_What is being asked:_ Each line below should be reproduced without any alteration.

··· Information given ···

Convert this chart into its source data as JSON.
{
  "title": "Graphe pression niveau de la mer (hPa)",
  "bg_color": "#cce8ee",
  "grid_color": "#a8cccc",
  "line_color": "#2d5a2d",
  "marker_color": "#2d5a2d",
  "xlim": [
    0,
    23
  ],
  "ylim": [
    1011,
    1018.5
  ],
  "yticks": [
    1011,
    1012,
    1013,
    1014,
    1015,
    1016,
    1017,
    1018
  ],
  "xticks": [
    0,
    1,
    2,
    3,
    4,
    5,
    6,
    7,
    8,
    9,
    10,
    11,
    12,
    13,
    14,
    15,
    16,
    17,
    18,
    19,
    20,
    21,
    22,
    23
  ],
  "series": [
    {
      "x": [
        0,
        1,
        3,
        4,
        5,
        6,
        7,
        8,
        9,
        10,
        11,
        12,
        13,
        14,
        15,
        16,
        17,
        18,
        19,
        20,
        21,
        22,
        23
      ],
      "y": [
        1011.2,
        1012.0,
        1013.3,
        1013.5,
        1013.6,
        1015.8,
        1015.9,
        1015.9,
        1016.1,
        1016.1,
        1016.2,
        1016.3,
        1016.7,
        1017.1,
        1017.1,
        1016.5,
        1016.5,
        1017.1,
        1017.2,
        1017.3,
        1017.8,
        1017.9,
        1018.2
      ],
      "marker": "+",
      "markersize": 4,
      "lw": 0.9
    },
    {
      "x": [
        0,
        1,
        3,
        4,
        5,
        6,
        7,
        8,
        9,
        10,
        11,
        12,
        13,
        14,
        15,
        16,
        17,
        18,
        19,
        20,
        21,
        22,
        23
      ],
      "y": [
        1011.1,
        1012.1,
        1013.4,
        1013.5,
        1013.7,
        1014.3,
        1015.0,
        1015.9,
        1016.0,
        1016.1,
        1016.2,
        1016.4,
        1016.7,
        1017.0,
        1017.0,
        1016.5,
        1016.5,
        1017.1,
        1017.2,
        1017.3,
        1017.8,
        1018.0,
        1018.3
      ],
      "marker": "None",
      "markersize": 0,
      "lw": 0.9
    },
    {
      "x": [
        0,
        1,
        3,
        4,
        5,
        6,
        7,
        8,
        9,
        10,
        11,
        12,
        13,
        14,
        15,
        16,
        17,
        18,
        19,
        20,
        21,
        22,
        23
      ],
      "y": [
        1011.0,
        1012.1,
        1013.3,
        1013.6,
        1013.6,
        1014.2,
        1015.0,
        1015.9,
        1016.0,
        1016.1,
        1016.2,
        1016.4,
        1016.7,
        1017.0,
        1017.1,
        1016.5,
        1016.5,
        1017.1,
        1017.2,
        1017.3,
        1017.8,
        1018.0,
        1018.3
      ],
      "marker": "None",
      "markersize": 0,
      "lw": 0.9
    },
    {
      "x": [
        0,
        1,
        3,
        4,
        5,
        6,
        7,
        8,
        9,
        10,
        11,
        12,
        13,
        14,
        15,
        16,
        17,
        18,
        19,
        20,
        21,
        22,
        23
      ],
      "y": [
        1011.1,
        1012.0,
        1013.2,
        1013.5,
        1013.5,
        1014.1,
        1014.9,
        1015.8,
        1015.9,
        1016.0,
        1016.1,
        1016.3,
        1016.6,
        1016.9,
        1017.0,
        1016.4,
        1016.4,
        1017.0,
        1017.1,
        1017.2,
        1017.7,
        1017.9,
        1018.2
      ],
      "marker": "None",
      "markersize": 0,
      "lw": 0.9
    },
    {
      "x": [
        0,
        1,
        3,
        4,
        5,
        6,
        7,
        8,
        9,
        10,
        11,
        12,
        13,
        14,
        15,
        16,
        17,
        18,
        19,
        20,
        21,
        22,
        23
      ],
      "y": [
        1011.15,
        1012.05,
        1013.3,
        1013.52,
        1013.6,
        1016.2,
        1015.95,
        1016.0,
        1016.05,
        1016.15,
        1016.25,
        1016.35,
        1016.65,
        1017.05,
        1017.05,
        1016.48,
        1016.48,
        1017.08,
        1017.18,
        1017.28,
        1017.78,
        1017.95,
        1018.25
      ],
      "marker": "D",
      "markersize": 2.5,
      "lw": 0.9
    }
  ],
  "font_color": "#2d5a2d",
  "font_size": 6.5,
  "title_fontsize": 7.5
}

···

_Exercise solution:_
Convert this chart into its source data as JSON.
{
  "title": "Graphe pression niveau de la mer (hPa)",
  "bg_color": "#cce8ee",
  "grid_color": "#a8cccc",
  "line_color": "#2d5a2d",
  "marker_color": "#2d5a2d",
  "xlim": [
    0,
    23
  ],
  "ylim": [
    1011,
    1018.5
  ],
  "yticks": [
    1011,
    1012,
    1013,
    1014,
    1015,
    1016,
    1017,
    1018
  ],
  "xticks": [
    0,
    1,
    2,
    3,
    4,
    5,
    6,
    7,
    8,
    9,
    10,
    11,
    12,
    13,
    14,
    15,
    16,
    17,
    18,
    19,
    20,
    21,
    22,
    23
  ],
  "series": [
    {
      "x": [
        0,
        1,
        3,
        4,
        5,
        6,
        7,
        8,
        9,
        10,
        11,
        12,
        13,
        14,
        15,
        16,
        17,
        18,
        19,
        20,
        21,
        22,
        23
      ],
      "y": [
        1011.2,
        1012.0,
        1013.3,
        1013.5,
        1013.6,
        1015.8,
        1015.9,
        1015.9,
        1016.1,
        1016.1,
        1016.2,
        1016.3,
        1016.7,
        1017.1,
        1017.1,
        1016.5,
        1016.5,
        1017.1,
        1017.2,
        1017.3,
        1017.8,
        1017.9,
        1018.2
      ],
      "marker": "+",
      "markersize": 4,
      "lw": 0.9
    },
    {
      "x": [
        0,
        1,
        3,
        4,
        5,
        6,
        7,
        8,
        9,
        10,
        11,
        12,
        13,
        14,
        15,
        16,
        17,
        18,
        19,
        20,
        21,
        22,
        23
      ],
      "y": [
        1011.1,
        1012.1,
        1013.4,
        1013.5,
        1013.7,
        1014.3,
        1015.0,
        1015.9,
        1016.0,
        1016.1,
        1016.2,
        1016.4,
        1016.7,
        1017.0,
        1017.0,
        1016.5,
        1016.5,
        1017.1,
        1017.2,
        1017.3,
        1017.8,
        1018.0,
        1018.3
      ],
      "marker": "None",
      "markersize": 0,
      "lw": 0.9
    },
    {
      "x": [
        0,
        1,
        3,
        4,
        5,
        6,
        7,
        8,
        9,
        10,
        11,
        12,
        13,
        14,
        15,
        16,
        17,
        18,
        19,
        20,
        21,
        22,
        23
      ],
      "y": [
        1011.0,
        1012.1,
        1013.3,
        1013.6,
        1013.6,
        1014.2,
        1015.0,
        1015.9,
        1016.0,
        1016.1,
        1016.2,
        1016.4,
        1016.7,
        1017.0,
        1017.1,
        1016.5,
        1016.5,
        1017.1,
        1017.2,
        1017.3,
        1017.8,
        1018.0,
        1018.3
      ],
      "marker": "None",
      "markersize": 0,
      "lw": 0.9
    },
    {
      "x": [
        0,
        1,
        3,
        4,
        5,
        6,
        7,
        8,
        9,
        10,
        11,
        12,
        13,
        14,
        15,
        16,
        17,
        18,
        19,
        20,
        21,
        22,
        23
      ],
      "y": [
        1011.1,
        1012.0,
        1013.2,
        1013.5,
        1013.5,
        1014.1,
        1014.9,
        1015.8,
        1015.9,
        1016.0,
        1016.1,
        1016.3,
        1016.6,
        1016.9,
        1017.0,
        1016.4,
        1016.4,
        1017.0,
        1017.1,
        1017.2,
        1017.7,
        1017.9,
        1018.2
      ],
      "marker": "None",
      "markersize": 0,
      "lw": 0.9
    },
    {
      "x": [
        0,
        1,
        3,
        4,
        5,
        6,
        7,
        8,
        9,
        10,
        11,
        12,
        13,
        14,
        15,
        16,
        17,
        18,
        19,
        20,
        21,
        22,
        23
      ],
      "y": [
        1011.15,
        1012.05,
        1013.3,
        1013.52,
        1013.6,
        1016.2,
        1015.95,
        1016.0,
        1016.05,
        1016.15,
        1016.25,
        1016.35,
        1016.65,
        1017.05,
        1017.05,
        1016.48,
        1016.48,
        1017.08,
        1017.18,
        1017.28,
        1017.78,
        1017.95,
        1018.25
      ],
      "marker": "D",
      "markersize": 2.5,
      "lw": 0.9
    }
  ],
  "font_color": "#2d5a2d",
  "font_size": 6.5,
  "title_fontsize": 7.5
}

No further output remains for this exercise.